### [Exercise goal]
Rewrite the items from the first line through the line containing "page-header bbox=[20, 10, 1141, 62]", replacing every "bbox" with "bounding-box" and leaving everything else unchanged.

### [Exercise inputs]
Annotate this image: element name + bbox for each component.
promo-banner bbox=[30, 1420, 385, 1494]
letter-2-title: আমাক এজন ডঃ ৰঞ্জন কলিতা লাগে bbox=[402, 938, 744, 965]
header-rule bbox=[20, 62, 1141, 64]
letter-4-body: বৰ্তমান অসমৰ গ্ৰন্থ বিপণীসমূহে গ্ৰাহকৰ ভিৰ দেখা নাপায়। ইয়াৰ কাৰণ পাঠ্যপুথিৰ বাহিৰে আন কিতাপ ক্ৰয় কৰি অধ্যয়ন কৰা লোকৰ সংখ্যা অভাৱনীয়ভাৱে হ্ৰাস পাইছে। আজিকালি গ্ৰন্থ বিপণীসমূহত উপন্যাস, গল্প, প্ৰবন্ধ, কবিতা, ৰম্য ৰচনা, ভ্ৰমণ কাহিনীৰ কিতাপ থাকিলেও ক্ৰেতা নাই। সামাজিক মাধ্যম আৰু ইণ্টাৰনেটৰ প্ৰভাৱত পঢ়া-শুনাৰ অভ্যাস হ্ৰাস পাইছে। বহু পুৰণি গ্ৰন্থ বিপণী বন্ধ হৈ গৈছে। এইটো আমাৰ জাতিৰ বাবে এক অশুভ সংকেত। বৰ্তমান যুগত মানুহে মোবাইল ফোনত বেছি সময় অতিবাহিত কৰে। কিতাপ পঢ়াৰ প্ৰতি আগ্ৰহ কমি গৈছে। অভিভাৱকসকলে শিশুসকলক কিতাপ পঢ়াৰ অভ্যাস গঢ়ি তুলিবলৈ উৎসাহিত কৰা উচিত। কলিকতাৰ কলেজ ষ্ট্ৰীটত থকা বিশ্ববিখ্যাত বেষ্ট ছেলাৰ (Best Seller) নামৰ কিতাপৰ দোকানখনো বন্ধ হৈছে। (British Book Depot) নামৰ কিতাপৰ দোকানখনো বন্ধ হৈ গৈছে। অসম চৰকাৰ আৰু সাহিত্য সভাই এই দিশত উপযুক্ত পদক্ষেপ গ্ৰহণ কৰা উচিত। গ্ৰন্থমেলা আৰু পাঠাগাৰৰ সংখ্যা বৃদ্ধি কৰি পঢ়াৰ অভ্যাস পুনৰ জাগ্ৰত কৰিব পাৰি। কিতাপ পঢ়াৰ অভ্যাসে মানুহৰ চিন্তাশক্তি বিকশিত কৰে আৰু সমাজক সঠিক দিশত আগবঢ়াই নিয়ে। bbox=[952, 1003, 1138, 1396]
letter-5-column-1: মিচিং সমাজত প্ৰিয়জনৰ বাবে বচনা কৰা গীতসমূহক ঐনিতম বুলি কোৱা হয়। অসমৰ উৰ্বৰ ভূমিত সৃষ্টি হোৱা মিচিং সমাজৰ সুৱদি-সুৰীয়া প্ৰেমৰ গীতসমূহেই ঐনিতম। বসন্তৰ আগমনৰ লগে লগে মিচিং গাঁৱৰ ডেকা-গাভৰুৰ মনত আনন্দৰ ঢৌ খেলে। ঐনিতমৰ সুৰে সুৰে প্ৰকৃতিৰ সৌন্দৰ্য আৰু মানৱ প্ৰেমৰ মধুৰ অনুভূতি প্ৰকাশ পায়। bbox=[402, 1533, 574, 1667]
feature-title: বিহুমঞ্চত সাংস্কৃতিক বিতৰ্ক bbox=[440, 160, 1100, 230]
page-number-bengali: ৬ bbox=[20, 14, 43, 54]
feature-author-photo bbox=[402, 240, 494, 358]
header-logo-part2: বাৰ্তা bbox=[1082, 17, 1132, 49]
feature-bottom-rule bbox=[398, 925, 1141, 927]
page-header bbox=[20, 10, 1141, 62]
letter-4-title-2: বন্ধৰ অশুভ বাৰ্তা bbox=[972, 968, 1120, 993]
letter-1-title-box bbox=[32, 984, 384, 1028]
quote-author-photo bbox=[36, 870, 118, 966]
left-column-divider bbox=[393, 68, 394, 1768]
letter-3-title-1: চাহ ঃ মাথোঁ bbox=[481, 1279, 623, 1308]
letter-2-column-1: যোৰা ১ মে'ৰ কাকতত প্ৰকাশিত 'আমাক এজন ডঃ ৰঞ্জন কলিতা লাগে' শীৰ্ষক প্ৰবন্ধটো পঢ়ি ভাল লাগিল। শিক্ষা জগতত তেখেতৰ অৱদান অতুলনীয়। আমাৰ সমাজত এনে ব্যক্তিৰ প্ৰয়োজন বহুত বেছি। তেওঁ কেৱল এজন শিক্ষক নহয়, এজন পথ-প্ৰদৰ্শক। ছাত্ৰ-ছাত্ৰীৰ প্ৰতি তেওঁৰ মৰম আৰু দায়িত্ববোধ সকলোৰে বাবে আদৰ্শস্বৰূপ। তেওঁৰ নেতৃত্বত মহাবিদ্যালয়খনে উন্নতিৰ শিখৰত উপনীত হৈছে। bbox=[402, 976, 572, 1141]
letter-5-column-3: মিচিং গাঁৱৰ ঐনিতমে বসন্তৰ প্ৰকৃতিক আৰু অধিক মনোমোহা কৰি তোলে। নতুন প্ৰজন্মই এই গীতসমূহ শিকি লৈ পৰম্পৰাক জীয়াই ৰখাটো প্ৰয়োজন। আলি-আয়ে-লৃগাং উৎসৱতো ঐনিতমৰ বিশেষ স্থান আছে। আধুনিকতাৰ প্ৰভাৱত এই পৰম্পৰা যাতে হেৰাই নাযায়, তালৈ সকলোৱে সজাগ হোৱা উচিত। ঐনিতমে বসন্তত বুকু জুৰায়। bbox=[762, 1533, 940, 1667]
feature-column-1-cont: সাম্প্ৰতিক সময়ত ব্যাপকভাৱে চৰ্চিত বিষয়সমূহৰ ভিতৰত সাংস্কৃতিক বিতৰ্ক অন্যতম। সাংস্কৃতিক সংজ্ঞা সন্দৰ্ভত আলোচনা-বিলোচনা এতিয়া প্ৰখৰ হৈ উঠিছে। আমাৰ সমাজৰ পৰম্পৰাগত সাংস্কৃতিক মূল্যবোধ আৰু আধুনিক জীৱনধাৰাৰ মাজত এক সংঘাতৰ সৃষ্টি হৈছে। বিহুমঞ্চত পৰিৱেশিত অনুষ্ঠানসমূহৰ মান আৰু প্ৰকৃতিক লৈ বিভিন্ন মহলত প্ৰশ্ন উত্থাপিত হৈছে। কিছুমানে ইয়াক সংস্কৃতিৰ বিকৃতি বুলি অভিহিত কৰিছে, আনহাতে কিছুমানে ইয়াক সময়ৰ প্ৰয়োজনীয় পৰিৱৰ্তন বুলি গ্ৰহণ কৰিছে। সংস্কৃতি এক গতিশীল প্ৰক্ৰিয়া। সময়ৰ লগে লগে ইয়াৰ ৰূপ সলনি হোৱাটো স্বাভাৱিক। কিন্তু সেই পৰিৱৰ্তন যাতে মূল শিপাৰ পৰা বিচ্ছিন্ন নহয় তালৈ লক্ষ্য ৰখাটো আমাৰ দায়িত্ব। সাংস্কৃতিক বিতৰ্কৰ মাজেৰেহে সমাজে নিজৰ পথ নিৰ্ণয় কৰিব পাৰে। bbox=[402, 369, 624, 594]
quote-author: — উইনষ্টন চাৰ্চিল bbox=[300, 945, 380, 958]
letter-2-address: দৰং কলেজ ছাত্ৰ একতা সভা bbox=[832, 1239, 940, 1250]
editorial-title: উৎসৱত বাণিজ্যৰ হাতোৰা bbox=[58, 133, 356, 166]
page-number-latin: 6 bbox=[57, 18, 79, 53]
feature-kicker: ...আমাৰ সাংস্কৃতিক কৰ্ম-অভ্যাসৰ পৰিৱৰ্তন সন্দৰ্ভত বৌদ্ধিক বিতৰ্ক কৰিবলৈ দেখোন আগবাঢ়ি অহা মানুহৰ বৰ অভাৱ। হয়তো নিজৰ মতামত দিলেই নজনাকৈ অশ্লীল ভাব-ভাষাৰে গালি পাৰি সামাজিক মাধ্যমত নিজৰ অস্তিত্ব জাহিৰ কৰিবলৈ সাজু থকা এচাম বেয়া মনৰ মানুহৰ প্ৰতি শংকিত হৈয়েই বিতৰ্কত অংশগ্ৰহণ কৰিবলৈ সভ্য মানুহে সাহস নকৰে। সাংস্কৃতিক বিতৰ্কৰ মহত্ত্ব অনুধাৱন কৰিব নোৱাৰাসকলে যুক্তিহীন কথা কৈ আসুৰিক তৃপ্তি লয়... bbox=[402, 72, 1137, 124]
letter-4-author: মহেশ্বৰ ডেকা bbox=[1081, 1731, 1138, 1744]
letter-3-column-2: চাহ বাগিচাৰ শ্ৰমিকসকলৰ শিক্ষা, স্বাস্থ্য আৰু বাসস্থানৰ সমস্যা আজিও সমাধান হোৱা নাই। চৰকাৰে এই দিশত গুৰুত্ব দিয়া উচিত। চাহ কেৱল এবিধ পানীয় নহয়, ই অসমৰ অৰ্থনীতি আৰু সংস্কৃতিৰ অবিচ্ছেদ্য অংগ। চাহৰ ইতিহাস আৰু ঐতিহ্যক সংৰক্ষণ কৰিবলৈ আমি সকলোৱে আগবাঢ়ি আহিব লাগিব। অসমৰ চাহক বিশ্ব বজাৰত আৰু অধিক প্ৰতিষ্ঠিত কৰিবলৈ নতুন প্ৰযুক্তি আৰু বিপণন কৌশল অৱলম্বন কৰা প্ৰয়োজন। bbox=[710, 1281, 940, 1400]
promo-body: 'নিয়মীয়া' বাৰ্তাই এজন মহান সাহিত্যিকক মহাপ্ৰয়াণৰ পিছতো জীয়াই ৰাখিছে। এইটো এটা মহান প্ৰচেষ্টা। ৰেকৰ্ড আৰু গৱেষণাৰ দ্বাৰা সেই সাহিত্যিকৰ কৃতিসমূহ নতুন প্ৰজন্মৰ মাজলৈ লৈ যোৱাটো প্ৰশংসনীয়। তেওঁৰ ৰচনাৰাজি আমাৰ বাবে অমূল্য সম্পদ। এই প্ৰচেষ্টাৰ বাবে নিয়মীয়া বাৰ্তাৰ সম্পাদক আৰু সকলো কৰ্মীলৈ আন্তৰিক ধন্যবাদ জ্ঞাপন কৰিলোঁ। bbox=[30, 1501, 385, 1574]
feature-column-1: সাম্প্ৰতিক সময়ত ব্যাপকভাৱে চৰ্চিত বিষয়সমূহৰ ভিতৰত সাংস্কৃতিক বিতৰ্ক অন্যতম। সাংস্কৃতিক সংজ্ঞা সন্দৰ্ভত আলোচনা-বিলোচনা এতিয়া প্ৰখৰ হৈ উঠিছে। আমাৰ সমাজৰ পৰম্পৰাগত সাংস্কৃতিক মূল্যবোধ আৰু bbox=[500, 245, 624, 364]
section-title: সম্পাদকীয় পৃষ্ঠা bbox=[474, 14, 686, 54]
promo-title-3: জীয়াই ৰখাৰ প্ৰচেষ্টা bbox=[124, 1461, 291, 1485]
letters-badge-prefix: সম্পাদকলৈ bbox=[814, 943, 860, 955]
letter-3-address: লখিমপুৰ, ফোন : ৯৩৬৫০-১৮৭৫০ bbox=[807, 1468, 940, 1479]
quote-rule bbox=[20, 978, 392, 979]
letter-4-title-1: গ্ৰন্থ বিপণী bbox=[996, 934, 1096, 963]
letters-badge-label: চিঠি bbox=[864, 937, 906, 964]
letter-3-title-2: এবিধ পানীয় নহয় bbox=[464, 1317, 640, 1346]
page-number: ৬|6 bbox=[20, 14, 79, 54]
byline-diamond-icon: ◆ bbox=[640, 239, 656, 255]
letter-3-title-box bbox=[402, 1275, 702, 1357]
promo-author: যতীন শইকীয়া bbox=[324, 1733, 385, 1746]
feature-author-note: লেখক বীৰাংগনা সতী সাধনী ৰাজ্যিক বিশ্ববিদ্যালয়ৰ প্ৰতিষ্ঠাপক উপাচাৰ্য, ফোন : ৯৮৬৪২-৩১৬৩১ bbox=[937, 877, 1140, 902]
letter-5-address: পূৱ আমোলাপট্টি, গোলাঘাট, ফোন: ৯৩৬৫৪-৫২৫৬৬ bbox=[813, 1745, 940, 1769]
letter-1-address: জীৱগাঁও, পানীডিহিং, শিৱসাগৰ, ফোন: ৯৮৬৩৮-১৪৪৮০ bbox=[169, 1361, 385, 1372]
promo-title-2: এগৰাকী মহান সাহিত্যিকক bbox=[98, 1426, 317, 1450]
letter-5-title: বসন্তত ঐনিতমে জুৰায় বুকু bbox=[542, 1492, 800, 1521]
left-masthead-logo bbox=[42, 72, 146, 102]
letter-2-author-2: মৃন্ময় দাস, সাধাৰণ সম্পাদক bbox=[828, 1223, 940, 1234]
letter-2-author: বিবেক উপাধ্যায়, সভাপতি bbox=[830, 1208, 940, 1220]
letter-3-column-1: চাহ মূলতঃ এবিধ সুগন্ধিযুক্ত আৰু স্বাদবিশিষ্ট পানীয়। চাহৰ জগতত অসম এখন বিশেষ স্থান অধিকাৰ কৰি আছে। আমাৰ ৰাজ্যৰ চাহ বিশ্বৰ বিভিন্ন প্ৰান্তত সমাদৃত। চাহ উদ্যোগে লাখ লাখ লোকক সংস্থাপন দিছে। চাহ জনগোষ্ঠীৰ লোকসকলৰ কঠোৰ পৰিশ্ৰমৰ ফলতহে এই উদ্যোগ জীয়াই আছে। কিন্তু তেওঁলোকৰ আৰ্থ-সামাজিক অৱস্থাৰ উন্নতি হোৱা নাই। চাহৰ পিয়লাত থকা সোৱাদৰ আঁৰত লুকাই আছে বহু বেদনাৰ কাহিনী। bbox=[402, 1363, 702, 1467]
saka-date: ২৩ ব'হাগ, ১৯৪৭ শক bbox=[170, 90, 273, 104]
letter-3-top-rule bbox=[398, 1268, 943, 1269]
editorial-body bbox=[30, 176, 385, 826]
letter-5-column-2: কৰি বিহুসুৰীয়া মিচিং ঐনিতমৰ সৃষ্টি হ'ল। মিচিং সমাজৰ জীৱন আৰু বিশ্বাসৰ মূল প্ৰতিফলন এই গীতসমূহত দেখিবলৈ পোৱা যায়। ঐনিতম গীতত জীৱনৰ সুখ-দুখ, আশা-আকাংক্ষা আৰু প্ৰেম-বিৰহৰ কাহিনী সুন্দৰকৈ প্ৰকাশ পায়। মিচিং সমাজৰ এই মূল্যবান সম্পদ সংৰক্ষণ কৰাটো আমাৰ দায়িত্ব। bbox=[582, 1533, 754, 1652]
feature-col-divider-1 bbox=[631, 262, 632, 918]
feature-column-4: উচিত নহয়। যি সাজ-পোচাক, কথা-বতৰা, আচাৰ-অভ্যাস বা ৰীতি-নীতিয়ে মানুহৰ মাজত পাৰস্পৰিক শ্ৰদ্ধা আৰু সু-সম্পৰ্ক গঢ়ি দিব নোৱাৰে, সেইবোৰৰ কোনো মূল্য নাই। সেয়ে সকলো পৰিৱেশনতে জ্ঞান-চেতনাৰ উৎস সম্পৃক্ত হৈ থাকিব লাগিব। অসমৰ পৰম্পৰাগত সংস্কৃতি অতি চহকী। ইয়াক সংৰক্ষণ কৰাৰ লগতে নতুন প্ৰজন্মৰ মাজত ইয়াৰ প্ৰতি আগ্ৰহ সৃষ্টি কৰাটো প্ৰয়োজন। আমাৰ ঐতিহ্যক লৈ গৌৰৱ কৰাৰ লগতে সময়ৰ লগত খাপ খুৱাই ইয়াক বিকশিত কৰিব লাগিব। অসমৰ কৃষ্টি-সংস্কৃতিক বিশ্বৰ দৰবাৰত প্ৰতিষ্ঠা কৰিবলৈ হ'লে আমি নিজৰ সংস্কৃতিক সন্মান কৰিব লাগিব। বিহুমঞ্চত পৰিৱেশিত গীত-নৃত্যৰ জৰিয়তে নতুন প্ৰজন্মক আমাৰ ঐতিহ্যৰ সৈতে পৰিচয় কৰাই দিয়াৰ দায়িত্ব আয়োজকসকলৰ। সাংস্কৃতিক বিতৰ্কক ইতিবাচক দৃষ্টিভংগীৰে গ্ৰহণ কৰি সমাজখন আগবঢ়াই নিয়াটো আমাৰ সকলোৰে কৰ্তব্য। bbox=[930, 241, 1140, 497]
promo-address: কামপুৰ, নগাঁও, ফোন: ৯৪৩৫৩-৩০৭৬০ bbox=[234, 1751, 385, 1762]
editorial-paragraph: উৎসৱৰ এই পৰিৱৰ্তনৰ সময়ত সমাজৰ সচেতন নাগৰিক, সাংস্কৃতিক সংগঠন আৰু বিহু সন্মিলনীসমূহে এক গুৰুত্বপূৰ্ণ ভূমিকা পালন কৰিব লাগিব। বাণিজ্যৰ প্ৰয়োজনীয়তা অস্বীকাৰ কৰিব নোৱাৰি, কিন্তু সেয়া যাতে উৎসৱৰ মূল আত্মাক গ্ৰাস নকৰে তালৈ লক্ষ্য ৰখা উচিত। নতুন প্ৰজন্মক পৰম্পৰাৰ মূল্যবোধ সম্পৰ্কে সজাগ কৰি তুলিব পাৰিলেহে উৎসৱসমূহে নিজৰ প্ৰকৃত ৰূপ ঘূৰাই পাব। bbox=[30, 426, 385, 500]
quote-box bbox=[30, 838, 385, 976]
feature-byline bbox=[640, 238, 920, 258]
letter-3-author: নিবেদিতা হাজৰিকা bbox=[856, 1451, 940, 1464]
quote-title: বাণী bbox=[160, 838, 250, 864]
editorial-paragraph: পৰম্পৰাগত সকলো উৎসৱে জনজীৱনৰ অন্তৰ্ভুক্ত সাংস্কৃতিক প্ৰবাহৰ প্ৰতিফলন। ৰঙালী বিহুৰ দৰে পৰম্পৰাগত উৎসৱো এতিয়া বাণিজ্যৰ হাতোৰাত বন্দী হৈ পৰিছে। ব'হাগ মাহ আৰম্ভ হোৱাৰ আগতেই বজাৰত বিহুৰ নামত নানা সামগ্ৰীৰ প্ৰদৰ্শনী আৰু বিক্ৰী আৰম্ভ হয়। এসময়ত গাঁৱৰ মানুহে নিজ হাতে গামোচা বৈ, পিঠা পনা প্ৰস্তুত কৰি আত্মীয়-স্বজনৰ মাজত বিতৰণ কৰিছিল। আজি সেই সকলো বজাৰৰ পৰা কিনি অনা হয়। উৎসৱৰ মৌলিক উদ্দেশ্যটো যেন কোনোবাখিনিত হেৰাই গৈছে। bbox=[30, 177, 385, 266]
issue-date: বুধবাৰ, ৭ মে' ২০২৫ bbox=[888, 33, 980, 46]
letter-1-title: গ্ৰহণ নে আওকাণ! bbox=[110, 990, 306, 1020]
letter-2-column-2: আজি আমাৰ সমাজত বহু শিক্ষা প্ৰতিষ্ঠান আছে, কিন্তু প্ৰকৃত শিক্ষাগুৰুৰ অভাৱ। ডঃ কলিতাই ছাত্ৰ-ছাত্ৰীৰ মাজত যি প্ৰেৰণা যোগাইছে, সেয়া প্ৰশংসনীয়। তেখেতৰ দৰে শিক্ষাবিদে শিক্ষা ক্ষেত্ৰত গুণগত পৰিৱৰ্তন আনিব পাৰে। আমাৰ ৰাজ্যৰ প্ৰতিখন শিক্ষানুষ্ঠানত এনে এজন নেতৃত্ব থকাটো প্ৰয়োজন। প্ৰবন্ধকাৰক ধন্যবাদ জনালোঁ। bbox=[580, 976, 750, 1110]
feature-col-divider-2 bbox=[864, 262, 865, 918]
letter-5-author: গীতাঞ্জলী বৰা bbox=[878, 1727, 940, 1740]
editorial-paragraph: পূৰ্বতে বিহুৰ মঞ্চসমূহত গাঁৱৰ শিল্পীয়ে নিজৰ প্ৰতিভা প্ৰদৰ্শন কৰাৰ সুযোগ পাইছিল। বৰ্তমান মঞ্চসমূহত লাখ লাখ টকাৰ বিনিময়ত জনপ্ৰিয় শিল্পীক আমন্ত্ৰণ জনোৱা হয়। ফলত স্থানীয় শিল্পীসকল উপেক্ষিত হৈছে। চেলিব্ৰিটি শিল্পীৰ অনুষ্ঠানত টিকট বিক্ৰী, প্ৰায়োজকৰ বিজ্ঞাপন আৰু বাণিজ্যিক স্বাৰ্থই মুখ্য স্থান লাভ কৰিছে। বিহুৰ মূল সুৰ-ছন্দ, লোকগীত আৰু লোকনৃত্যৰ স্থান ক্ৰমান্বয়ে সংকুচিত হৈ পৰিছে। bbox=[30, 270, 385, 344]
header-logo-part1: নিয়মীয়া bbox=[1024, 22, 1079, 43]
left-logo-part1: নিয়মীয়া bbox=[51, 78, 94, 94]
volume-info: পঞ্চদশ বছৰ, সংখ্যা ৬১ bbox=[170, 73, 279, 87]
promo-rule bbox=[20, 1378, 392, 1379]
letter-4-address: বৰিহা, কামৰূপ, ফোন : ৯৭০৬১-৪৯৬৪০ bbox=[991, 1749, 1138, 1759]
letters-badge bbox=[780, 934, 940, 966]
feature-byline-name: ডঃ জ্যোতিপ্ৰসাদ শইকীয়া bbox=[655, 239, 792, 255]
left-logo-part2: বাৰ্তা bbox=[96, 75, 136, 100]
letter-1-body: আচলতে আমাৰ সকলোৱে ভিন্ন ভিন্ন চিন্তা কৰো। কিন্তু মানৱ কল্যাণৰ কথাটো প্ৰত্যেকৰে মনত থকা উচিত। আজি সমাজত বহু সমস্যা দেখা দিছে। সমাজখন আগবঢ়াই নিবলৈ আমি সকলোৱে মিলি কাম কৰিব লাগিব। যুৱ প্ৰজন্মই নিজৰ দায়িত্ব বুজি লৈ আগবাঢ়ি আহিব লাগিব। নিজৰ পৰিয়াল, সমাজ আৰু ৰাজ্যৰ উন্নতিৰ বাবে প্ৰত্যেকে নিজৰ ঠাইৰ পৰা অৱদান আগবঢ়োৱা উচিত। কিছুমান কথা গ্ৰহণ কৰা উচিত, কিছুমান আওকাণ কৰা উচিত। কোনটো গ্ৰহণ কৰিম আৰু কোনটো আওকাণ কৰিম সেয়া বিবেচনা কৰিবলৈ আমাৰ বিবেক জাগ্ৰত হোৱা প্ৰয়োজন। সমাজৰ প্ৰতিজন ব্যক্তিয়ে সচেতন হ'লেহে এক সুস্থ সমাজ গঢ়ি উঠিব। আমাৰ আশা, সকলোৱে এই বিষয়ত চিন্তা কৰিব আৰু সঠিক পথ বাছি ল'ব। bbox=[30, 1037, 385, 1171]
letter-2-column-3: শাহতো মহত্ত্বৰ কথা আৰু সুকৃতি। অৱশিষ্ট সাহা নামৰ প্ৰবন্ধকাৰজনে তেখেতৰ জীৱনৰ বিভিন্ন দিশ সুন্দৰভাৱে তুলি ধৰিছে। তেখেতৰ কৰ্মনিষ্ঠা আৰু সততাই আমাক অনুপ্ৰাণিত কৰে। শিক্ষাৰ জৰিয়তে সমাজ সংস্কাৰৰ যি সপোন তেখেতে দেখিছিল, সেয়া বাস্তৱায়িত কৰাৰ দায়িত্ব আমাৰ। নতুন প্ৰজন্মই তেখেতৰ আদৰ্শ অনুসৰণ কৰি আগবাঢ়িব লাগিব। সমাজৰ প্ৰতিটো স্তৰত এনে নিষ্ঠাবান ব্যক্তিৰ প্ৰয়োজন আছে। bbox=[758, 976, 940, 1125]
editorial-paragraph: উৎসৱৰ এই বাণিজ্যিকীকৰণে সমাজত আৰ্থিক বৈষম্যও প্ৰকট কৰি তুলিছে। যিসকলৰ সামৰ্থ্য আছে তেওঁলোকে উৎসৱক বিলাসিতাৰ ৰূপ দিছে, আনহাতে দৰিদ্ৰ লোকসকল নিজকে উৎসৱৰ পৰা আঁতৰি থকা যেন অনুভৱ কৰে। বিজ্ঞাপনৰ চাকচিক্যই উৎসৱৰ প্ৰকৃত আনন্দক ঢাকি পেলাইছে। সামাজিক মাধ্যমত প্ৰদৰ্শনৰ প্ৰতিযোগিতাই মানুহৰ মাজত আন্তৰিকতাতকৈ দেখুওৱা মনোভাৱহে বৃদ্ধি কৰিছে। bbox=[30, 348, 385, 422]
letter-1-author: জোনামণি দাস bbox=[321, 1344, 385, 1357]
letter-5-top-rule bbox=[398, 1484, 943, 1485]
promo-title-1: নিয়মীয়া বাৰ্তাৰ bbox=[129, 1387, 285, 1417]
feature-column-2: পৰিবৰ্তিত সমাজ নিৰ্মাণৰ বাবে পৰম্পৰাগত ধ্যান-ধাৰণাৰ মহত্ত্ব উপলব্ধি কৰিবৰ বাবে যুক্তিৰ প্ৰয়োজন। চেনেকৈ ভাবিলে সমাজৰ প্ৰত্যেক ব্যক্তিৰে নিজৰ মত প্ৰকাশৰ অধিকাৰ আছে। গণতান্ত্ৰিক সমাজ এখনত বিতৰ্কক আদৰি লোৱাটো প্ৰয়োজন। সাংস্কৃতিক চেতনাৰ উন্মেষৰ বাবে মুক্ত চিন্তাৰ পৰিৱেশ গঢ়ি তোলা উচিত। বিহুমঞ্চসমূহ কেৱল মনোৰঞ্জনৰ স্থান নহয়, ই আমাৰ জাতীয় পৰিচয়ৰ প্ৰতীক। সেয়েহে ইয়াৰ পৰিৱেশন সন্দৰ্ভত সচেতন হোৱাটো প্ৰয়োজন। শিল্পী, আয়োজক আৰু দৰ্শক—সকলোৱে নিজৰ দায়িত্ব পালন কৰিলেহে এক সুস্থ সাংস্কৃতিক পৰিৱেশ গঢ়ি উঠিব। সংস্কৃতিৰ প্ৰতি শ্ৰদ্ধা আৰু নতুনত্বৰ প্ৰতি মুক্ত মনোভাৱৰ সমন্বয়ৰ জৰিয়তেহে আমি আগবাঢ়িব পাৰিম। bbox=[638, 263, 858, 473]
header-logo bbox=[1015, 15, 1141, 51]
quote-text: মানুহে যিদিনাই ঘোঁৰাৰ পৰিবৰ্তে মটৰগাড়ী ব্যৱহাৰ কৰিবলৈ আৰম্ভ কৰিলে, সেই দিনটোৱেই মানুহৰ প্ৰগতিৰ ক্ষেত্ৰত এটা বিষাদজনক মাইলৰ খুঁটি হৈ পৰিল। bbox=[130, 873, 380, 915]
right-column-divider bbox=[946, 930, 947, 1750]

### [Complete answer]
Annotate this image: element name + bounding-box for each component.
promo-banner bounding-box=[30, 1420, 385, 1494]
letter-2-title: আমাক এজন ডঃ ৰঞ্জন কলিতা লাগে bounding-box=[402, 938, 744, 965]
header-rule bounding-box=[20, 62, 1141, 64]
letter-4-body: বৰ্তমান অসমৰ গ্ৰন্থ বিপণীসমূহে গ্ৰাহকৰ ভিৰ দেখা নাপায়। ইয়াৰ কাৰণ পাঠ্যপুথিৰ বাহিৰে আন কিতাপ ক্ৰয় কৰি অধ্যয়ন কৰা লোকৰ সংখ্যা অভাৱনীয়ভাৱে হ্ৰাস পাইছে। আজিকালি গ্ৰন্থ বিপণীসমূহত উপন্যাস, গল্প, প্ৰবন্ধ, কবিতা, ৰম্য ৰচনা, ভ্ৰমণ কাহিনীৰ কিতাপ থাকিলেও ক্ৰেতা নাই। সামাজিক মাধ্যম আৰু ইণ্টাৰনেটৰ প্ৰভাৱত পঢ়া-শুনাৰ অভ্যাস হ্ৰাস পাইছে। বহু পুৰণি গ্ৰন্থ বিপণী বন্ধ হৈ গৈছে। এইটো আমাৰ জাতিৰ বাবে এক অশুভ সংকেত। বৰ্তমান যুগত মানুহে মোবাইল ফোনত বেছি সময় অতিবাহিত কৰে। কিতাপ পঢ়াৰ প্ৰতি আগ্ৰহ কমি গৈছে। অভিভাৱকসকলে শিশুসকলক কিতাপ পঢ়াৰ অভ্যাস গঢ়ি তুলিবলৈ উৎসাহিত কৰা উচিত। কলিকতাৰ কলেজ ষ্ট্ৰীটত থকা বিশ্ববিখ্যাত বেষ্ট ছেলাৰ (Best Seller) নামৰ কিতাপৰ দোকানখনো বন্ধ হৈছে। (British Book Depot) নামৰ কিতাপৰ দোকানখনো বন্ধ হৈ গৈছে। অসম চৰকাৰ আৰু সাহিত্য সভাই এই দিশত উপযুক্ত পদক্ষেপ গ্ৰহণ কৰা উচিত। গ্ৰন্থমেলা আৰু পাঠাগাৰৰ সংখ্যা বৃদ্ধি কৰি পঢ়াৰ অভ্যাস পুনৰ জাগ্ৰত কৰিব পাৰি। কিতাপ পঢ়াৰ অভ্যাসে মানুহৰ চিন্তাশক্তি বিকশিত কৰে আৰু সমাজক সঠিক দিশত আগবঢ়াই নিয়ে। bounding-box=[952, 1003, 1138, 1396]
letter-5-column-1: মিচিং সমাজত প্ৰিয়জনৰ বাবে বচনা কৰা গীতসমূহক ঐনিতম বুলি কোৱা হয়। অসমৰ উৰ্বৰ ভূমিত সৃষ্টি হোৱা মিচিং সমাজৰ সুৱদি-সুৰীয়া প্ৰেমৰ গীতসমূহেই ঐনিতম। বসন্তৰ আগমনৰ লগে লগে মিচিং গাঁৱৰ ডেকা-গাভৰুৰ মনত আনন্দৰ ঢৌ খেলে। ঐনিতমৰ সুৰে সুৰে প্ৰকৃতিৰ সৌন্দৰ্য আৰু মানৱ প্ৰেমৰ মধুৰ অনুভূতি প্ৰকাশ পায়। bounding-box=[402, 1533, 574, 1667]
feature-title: বিহুমঞ্চত সাংস্কৃতিক বিতৰ্ক bounding-box=[440, 160, 1100, 230]
page-number-bengali: ৬ bounding-box=[20, 14, 43, 54]
feature-author-photo bounding-box=[402, 240, 494, 358]
header-logo-part2: বাৰ্তা bounding-box=[1082, 17, 1132, 49]
feature-bottom-rule bounding-box=[398, 925, 1141, 927]
page-header bounding-box=[20, 10, 1141, 62]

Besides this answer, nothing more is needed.